-- DIRECTIONS --
Copy out the listing that follows exactly, dropping every picture.

-- INFORMATION PROVIDED --
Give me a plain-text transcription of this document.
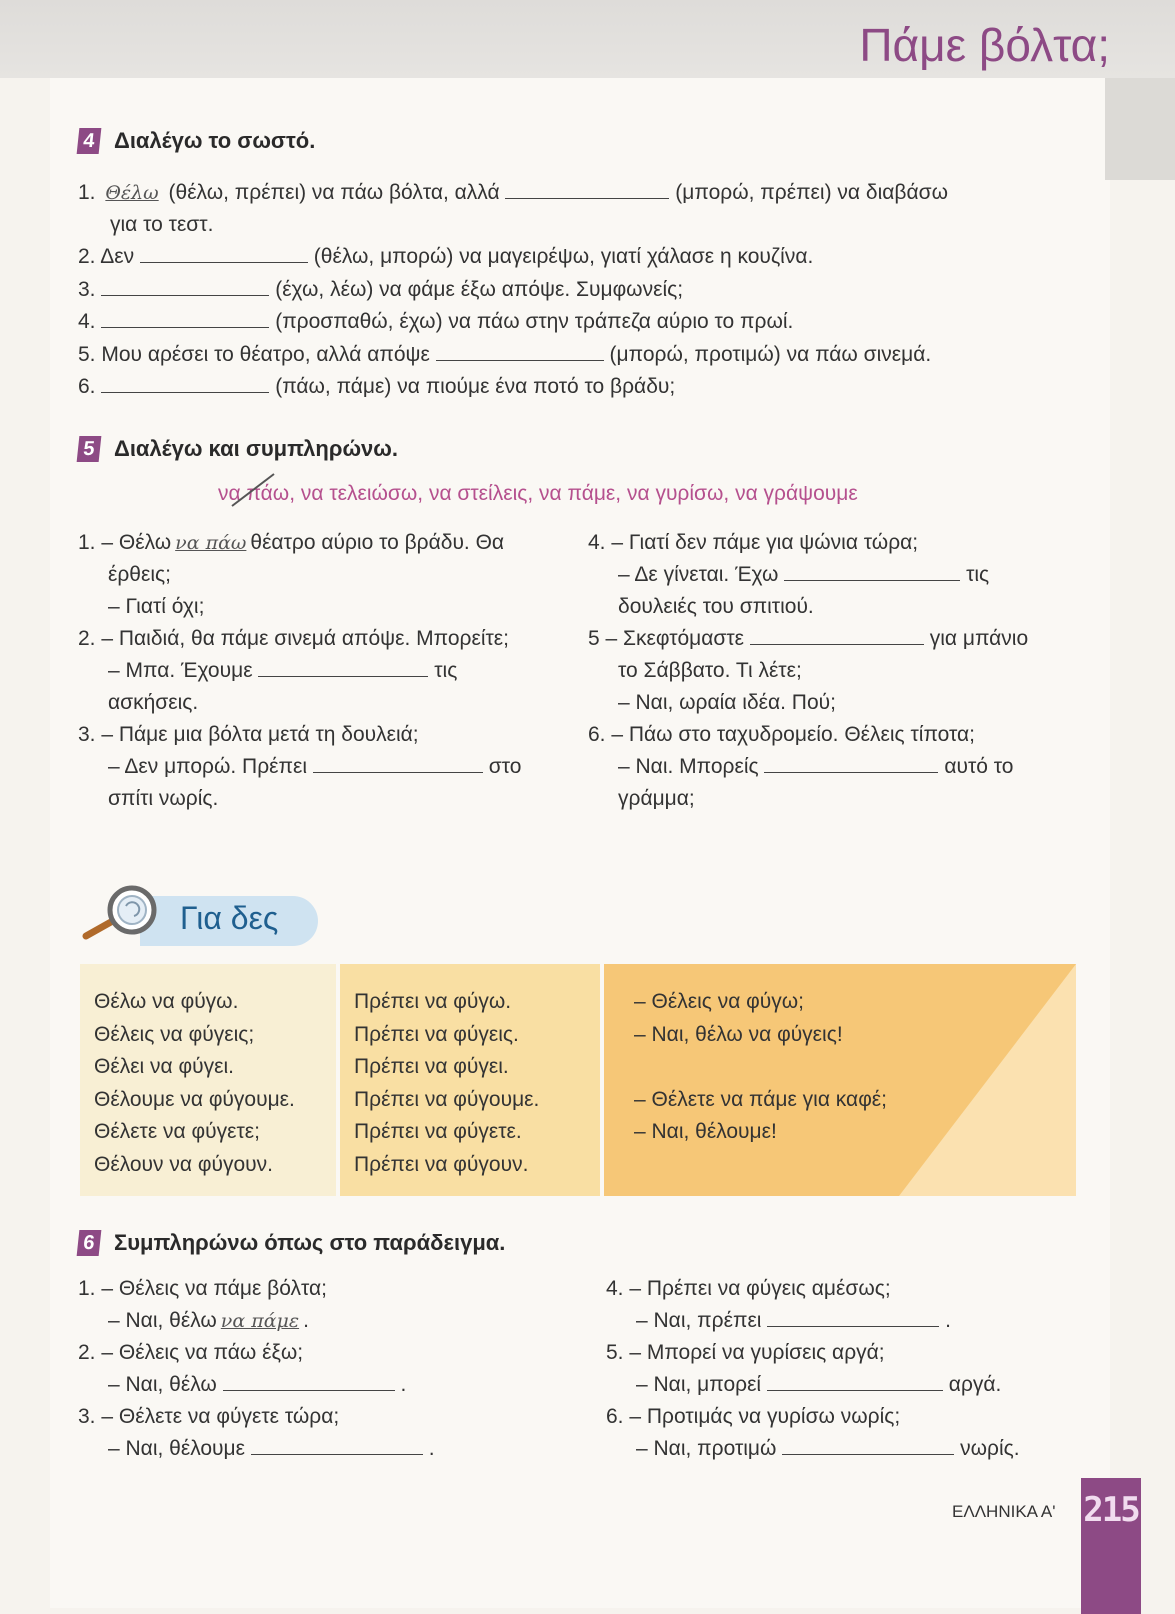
Πάμε βόλτα;
4 Διαλέγω το σωστό.
1. Θέλω (θέλω, πρέπει) να πάω βόλτα, αλλά	(μπορώ, πρέπει) να διαβάσω
για το τεστ.
2. Δεν	(θέλω, μπορώ) να μαγειρέψω, γιατί χάλασε η κουζίνα.
3.	(έχω, λέω) να φάμε έξω απόψε. Συμφωνείς;
4.	(προσπαθώ, έχω) να πάω στην τράπεζα αύριο το πρωί.
5. Μου αρέσει το θέατρο, αλλά απόψε	(μπορώ, προτιμώ) να πάω σινεμά.
6.	(πάω, πάμε) να πιούμε ένα ποτό το βράδυ;
5 Διαλέγω και συμπληρώνω.
να πάω, να τελειώσω, να στείλεις, να πάμε, να γυρίσω, να γράψουμε
1. – Θέλω να πάω θέατρο αύριο το βράδυ. Θα
έρθεις;
– Γιατί όχι;
2. – Παιδιά, θα πάμε σινεμά απόψε. Μπορείτε;
– Μπα. Έχουμε	τις
ασκήσεις.
3. – Πάμε μια βόλτα μετά τη δουλειά;
– Δεν μπορώ. Πρέπει	στο
σπίτι νωρίς.
4. – Γιατί δεν πάμε για ψώνια τώρα;
– Δε γίνεται. Έχω	τις
δουλειές του σπιτιού.
5 – Σκεφτόμαστε	για μπάνιο
το Σάββατο. Τι λέτε;
– Ναι, ωραία ιδέα. Πού;
6. – Πάω στο ταχυδρομείο. Θέλεις τίποτα;
– Ναι. Μπορείς	αυτό το
γράμμα;
Για δες
Θέλω να φύγω.
Θέλεις να φύγεις;
Θέλει να φύγει.
Θέλουμε να φύγουμε.
Θέλετε να φύγετε;
Θέλουν να φύγουν.
Πρέπει να φύγω.
Πρέπει να φύγεις.
Πρέπει να φύγει.
Πρέπει να φύγουμε.
Πρέπει να φύγετε.
Πρέπει να φύγουν.
– Θέλεις να φύγω;
– Ναι, θέλω να φύγεις!

– Θέλετε να πάμε για καφέ;
– Ναι, θέλουμε!
6 Συμπληρώνω όπως στο παράδειγμα.
1. – Θέλεις να πάμε βόλτα;
– Ναι, θέλω να πάμε .
2. – Θέλεις να πάω έξω;
– Ναι, θέλω	.
3. – Θέλετε να φύγετε τώρα;
– Ναι, θέλουμε	.
4. – Πρέπει να φύγεις αμέσως;
– Ναι, πρέπει	.
5. – Μπορεί να γυρίσεις αργά;
– Ναι, μπορεί	αργά.
6. – Προτιμάς να γυρίσω νωρίς;
– Ναι, προτιμώ	νωρίς.
ΕΛΛΗΝΙΚΑ Α' 215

-- ANSWER BELOW --
Give me a plain-text transcription of this document.
Πάμε βόλτα;
4 Διαλέγω το σωστό.
1. Θέλω (θέλω, πρέπει) να πάω βόλτα, αλλά	(μπορώ, πρέπει) να διαβάσω
για το τεστ.
2. Δεν	(θέλω, μπορώ) να μαγειρέψω, γιατί χάλασε η κουζίνα.
3.	(έχω, λέω) να φάμε έξω απόψε. Συμφωνείς;
4.	(προσπαθώ, έχω) να πάω στην τράπεζα αύριο το πρωί.
5. Μου αρέσει το θέατρο, αλλά απόψε	(μπορώ, προτιμώ) να πάω σινεμά.
6.	(πάω, πάμε) να πιούμε ένα ποτό το βράδυ;
5 Διαλέγω και συμπληρώνω.
να πάω, να τελειώσω, να στείλεις, να πάμε, να γυρίσω, να γράψουμε
1. – Θέλω να πάω θέατρο αύριο το βράδυ. Θα
έρθεις;
– Γιατί όχι;
2. – Παιδιά, θα πάμε σινεμά απόψε. Μπορείτε;
– Μπα. Έχουμε	τις
ασκήσεις.
3. – Πάμε μια βόλτα μετά τη δουλειά;
– Δεν μπορώ. Πρέπει	στο
σπίτι νωρίς.
4. – Γιατί δεν πάμε για ψώνια τώρα;
– Δε γίνεται. Έχω	τις
δουλειές του σπιτιού.
5 – Σκεφτόμαστε	για μπάνιο
το Σάββατο. Τι λέτε;
– Ναι, ωραία ιδέα. Πού;
6. – Πάω στο ταχυδρομείο. Θέλεις τίποτα;
– Ναι. Μπορείς	αυτό το
γράμμα;
Για δες
Θέλω να φύγω.
Θέλεις να φύγεις;
Θέλει να φύγει.
Θέλουμε να φύγουμε.
Θέλετε να φύγετε;
Θέλουν να φύγουν.
Πρέπει να φύγω.
Πρέπει να φύγεις.
Πρέπει να φύγει.
Πρέπει να φύγουμε.
Πρέπει να φύγετε.
Πρέπει να φύγουν.
– Θέλεις να φύγω;
– Ναι, θέλω να φύγεις!

– Θέλετε να πάμε για καφέ;
– Ναι, θέλουμε!
6 Συμπληρώνω όπως στο παράδειγμα.
1. – Θέλεις να πάμε βόλτα;
– Ναι, θέλω να πάμε .
2. – Θέλεις να πάω έξω;
– Ναι, θέλω	.
3. – Θέλετε να φύγετε τώρα;
– Ναι, θέλουμε	.
4. – Πρέπει να φύγεις αμέσως;
– Ναι, πρέπει	.
5. – Μπορεί να γυρίσεις αργά;
– Ναι, μπορεί	αργά.
6. – Προτιμάς να γυρίσω νωρίς;
– Ναι, προτιμώ	νωρίς.
ΕΛΛΗΝΙΚΑ Α' 215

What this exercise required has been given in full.